Set exercise → Reproduce the material below verbatim, from its first line through the line containing "- current-price: 61.43: [203, 133, 360, 189]", with both of those lines included.

Records of element boundaries →
:::

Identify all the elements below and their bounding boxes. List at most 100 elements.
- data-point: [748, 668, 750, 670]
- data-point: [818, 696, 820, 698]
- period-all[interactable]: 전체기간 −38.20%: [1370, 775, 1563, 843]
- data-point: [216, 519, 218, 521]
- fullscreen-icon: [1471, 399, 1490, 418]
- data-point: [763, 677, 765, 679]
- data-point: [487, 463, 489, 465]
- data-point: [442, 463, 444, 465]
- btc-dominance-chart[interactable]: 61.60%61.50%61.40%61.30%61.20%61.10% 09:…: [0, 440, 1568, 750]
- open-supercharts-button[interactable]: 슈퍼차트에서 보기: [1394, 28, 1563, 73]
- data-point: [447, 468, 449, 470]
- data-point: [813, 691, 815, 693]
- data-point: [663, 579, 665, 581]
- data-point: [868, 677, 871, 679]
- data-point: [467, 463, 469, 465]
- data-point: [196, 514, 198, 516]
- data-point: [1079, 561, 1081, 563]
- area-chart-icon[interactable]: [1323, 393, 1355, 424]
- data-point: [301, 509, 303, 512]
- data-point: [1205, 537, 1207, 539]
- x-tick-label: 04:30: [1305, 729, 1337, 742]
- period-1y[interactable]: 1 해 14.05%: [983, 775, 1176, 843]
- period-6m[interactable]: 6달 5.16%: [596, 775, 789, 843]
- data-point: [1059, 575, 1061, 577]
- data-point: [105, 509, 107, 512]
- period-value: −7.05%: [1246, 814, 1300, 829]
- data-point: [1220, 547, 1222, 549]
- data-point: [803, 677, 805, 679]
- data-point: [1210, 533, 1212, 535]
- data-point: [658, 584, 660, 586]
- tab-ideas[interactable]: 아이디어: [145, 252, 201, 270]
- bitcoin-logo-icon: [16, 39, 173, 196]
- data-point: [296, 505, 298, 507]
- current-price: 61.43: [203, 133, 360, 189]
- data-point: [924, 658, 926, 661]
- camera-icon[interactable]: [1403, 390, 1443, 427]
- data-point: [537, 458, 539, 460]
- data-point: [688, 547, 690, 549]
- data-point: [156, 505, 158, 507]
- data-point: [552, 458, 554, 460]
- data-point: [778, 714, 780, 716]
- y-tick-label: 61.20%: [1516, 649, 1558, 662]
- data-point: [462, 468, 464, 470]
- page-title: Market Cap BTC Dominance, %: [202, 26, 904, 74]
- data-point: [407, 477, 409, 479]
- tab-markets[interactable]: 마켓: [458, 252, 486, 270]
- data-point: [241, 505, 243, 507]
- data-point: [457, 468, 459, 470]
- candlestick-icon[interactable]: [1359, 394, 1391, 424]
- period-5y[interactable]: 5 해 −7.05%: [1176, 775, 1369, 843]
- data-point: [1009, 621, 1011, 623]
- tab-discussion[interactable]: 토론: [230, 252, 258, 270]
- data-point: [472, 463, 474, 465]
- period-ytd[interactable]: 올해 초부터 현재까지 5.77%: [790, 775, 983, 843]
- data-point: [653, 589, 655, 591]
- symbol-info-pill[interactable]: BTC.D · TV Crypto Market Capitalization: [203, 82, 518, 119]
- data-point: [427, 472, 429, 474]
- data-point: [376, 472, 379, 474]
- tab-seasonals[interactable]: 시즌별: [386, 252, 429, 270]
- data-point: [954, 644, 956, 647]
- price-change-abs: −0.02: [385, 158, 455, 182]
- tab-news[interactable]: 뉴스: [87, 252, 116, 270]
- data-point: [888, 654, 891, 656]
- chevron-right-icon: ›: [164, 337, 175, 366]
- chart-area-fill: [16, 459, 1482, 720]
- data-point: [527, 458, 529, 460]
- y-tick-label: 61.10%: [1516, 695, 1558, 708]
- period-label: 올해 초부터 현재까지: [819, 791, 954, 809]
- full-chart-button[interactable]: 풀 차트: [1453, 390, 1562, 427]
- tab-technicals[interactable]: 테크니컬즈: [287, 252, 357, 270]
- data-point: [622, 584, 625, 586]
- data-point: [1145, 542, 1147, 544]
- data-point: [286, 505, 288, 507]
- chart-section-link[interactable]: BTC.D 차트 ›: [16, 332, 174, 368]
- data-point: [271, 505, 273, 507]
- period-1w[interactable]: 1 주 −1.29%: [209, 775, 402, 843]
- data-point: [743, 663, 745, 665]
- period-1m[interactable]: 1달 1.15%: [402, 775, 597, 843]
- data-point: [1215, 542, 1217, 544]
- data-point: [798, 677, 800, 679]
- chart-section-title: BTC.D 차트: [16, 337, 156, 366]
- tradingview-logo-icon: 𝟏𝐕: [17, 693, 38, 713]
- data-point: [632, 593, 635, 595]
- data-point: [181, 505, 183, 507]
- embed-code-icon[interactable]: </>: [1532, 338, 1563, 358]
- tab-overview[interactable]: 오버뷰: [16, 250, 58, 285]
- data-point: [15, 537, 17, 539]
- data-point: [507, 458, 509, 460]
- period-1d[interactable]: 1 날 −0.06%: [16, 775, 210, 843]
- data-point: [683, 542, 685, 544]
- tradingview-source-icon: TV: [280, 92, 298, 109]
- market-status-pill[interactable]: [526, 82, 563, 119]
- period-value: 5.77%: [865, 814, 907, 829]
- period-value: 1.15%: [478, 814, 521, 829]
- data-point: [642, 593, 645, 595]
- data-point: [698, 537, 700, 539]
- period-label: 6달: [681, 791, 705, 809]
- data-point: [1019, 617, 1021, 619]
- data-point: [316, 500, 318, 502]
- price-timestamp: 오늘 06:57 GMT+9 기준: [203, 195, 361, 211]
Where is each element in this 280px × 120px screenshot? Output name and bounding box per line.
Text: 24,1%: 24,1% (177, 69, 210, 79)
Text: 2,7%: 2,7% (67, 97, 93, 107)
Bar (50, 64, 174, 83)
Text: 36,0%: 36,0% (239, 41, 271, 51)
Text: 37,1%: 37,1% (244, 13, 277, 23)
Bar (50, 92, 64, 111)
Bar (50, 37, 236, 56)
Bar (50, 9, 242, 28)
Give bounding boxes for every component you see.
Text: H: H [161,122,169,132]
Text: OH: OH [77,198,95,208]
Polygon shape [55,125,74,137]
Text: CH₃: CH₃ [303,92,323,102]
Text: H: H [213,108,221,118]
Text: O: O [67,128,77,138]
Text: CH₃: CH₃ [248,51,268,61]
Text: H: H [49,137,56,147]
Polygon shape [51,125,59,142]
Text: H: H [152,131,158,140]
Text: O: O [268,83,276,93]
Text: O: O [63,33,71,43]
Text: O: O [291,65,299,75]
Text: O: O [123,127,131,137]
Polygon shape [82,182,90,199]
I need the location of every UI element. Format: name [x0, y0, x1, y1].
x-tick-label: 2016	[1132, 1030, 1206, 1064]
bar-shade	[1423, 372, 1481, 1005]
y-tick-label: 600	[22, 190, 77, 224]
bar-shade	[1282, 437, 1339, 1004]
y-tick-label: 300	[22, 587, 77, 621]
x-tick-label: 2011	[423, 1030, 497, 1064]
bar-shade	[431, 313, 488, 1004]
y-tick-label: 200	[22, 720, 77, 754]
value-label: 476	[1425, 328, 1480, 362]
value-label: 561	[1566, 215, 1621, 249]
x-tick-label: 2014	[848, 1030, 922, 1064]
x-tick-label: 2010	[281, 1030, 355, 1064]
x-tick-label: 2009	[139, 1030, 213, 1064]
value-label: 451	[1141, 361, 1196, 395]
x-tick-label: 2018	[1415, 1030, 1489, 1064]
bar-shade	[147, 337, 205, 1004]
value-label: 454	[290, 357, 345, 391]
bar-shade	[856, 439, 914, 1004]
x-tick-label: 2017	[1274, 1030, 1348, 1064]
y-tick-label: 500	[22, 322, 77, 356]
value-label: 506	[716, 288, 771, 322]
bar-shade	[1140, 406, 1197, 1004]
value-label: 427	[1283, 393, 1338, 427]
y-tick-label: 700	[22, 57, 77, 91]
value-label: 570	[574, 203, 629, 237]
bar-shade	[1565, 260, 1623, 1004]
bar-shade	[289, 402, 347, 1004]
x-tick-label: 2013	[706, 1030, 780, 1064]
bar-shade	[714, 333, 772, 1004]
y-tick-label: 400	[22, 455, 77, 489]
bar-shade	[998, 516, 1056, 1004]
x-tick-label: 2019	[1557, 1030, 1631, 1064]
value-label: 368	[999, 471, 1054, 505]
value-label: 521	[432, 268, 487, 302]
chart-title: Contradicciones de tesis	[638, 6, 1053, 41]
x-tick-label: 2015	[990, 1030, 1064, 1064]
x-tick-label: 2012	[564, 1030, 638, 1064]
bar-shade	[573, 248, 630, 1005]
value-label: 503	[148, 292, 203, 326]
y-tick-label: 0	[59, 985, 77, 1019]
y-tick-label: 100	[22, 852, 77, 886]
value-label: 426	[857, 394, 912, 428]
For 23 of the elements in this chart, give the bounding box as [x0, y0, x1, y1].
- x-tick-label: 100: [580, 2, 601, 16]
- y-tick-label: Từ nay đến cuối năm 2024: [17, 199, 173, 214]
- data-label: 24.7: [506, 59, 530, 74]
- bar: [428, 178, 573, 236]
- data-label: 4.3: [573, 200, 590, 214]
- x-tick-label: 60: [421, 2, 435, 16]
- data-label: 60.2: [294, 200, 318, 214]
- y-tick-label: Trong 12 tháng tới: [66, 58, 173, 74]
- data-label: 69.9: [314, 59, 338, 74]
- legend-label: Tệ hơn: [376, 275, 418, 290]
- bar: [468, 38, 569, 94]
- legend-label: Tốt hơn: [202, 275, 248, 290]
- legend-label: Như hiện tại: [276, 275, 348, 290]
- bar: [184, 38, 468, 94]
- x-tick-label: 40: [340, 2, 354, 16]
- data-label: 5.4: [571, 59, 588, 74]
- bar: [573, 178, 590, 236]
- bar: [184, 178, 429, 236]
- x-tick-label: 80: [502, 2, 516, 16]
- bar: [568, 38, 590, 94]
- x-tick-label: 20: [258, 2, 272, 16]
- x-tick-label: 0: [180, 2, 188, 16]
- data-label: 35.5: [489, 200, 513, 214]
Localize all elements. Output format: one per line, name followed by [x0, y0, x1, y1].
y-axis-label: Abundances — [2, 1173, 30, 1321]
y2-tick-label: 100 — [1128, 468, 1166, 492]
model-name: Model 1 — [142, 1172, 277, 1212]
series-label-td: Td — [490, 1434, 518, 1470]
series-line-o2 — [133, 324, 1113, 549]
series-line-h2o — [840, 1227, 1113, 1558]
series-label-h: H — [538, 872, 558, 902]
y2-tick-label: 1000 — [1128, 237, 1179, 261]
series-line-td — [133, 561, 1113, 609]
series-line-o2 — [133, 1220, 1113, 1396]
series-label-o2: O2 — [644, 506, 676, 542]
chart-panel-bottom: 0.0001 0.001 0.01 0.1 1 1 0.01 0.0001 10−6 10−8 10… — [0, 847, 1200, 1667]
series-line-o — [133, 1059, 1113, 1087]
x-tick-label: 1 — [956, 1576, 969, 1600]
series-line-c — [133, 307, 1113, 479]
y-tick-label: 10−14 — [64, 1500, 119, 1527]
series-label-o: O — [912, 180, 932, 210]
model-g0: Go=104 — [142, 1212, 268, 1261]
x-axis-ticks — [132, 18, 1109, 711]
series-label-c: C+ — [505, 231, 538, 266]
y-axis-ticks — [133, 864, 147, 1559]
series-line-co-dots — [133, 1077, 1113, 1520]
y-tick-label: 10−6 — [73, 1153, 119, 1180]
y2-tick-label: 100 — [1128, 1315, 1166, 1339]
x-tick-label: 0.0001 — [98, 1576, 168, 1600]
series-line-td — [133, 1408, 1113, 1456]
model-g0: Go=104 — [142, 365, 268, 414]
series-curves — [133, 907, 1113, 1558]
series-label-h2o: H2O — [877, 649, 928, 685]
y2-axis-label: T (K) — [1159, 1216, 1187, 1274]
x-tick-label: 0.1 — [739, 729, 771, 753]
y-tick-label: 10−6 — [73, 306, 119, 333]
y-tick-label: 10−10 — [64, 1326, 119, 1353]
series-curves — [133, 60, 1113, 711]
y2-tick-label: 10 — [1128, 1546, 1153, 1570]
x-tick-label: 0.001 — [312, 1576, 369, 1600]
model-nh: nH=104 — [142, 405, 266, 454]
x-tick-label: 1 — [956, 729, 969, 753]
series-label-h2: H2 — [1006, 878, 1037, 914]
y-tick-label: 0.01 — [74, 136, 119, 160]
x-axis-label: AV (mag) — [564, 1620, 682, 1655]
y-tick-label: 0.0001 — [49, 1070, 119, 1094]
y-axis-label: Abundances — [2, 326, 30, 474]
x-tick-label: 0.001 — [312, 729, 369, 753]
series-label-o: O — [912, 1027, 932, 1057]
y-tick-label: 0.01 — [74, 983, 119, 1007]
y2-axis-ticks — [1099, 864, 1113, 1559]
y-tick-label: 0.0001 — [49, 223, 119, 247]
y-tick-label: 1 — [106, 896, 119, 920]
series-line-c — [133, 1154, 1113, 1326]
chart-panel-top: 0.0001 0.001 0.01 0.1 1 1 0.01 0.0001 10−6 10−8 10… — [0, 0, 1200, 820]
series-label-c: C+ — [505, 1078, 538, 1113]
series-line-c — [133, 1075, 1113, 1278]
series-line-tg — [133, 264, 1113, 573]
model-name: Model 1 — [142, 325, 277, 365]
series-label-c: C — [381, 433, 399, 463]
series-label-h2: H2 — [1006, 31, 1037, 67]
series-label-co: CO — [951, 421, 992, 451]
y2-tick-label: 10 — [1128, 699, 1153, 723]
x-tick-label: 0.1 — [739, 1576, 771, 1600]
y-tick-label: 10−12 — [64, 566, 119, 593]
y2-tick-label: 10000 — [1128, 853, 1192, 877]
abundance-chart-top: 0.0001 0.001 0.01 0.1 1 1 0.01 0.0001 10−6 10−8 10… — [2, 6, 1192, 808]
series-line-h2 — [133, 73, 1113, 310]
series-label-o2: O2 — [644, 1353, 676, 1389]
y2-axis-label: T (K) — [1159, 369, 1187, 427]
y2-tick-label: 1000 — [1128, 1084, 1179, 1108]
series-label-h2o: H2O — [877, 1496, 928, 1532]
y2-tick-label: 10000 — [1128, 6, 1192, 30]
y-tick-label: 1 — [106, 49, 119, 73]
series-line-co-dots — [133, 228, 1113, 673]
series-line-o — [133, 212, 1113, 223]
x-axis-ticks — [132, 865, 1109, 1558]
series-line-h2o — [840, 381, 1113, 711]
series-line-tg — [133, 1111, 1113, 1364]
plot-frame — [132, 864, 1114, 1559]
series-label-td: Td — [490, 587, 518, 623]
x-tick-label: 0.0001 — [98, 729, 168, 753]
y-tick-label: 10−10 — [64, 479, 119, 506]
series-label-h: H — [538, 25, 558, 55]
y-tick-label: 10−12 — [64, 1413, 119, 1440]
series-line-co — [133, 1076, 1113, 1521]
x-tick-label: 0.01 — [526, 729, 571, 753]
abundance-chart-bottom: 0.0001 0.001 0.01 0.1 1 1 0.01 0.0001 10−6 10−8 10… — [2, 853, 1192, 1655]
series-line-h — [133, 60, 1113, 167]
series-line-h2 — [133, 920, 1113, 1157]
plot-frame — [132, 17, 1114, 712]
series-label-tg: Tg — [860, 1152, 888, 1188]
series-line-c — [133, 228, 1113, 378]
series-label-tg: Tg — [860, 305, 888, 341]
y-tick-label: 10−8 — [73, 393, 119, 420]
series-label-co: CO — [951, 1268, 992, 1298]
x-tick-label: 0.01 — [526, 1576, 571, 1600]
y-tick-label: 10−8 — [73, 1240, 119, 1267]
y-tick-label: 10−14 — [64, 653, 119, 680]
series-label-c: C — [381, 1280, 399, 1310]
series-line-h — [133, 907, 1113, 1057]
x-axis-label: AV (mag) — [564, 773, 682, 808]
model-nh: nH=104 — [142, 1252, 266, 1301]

:::

Final result →
Identify all the elements below and their bounding boxes. List at most 100 elements.
- data-point: [748, 668, 750, 670]
- data-point: [818, 696, 820, 698]
- period-all[interactable]: 전체기간 −38.20%: [1370, 775, 1563, 843]
- data-point: [216, 519, 218, 521]
- fullscreen-icon: [1471, 399, 1490, 418]
- data-point: [763, 677, 765, 679]
- data-point: [487, 463, 489, 465]
- data-point: [442, 463, 444, 465]
- btc-dominance-chart[interactable]: 61.60%61.50%61.40%61.30%61.20%61.10% 09:…: [0, 440, 1568, 750]
- open-supercharts-button[interactable]: 슈퍼차트에서 보기: [1394, 28, 1563, 73]
- data-point: [447, 468, 449, 470]
- data-point: [813, 691, 815, 693]
- data-point: [663, 579, 665, 581]
- data-point: [868, 677, 871, 679]
- data-point: [467, 463, 469, 465]
- data-point: [196, 514, 198, 516]
- data-point: [1079, 561, 1081, 563]
- area-chart-icon[interactable]: [1323, 393, 1355, 424]
- data-point: [301, 509, 303, 512]
- data-point: [1205, 537, 1207, 539]
- x-tick-label: 04:30: [1305, 729, 1337, 742]
- period-1y[interactable]: 1 해 14.05%: [983, 775, 1176, 843]
- period-6m[interactable]: 6달 5.16%: [596, 775, 789, 843]
- data-point: [1059, 575, 1061, 577]
- data-point: [105, 509, 107, 512]
- period-value: −7.05%: [1246, 814, 1300, 829]
- data-point: [1220, 547, 1222, 549]
- data-point: [803, 677, 805, 679]
- data-point: [1210, 533, 1212, 535]
- data-point: [658, 584, 660, 586]
- tab-ideas[interactable]: 아이디어: [145, 252, 201, 270]
- bitcoin-logo-icon: [16, 39, 173, 196]
- data-point: [296, 505, 298, 507]
- current-price: 61.43: [203, 133, 360, 189]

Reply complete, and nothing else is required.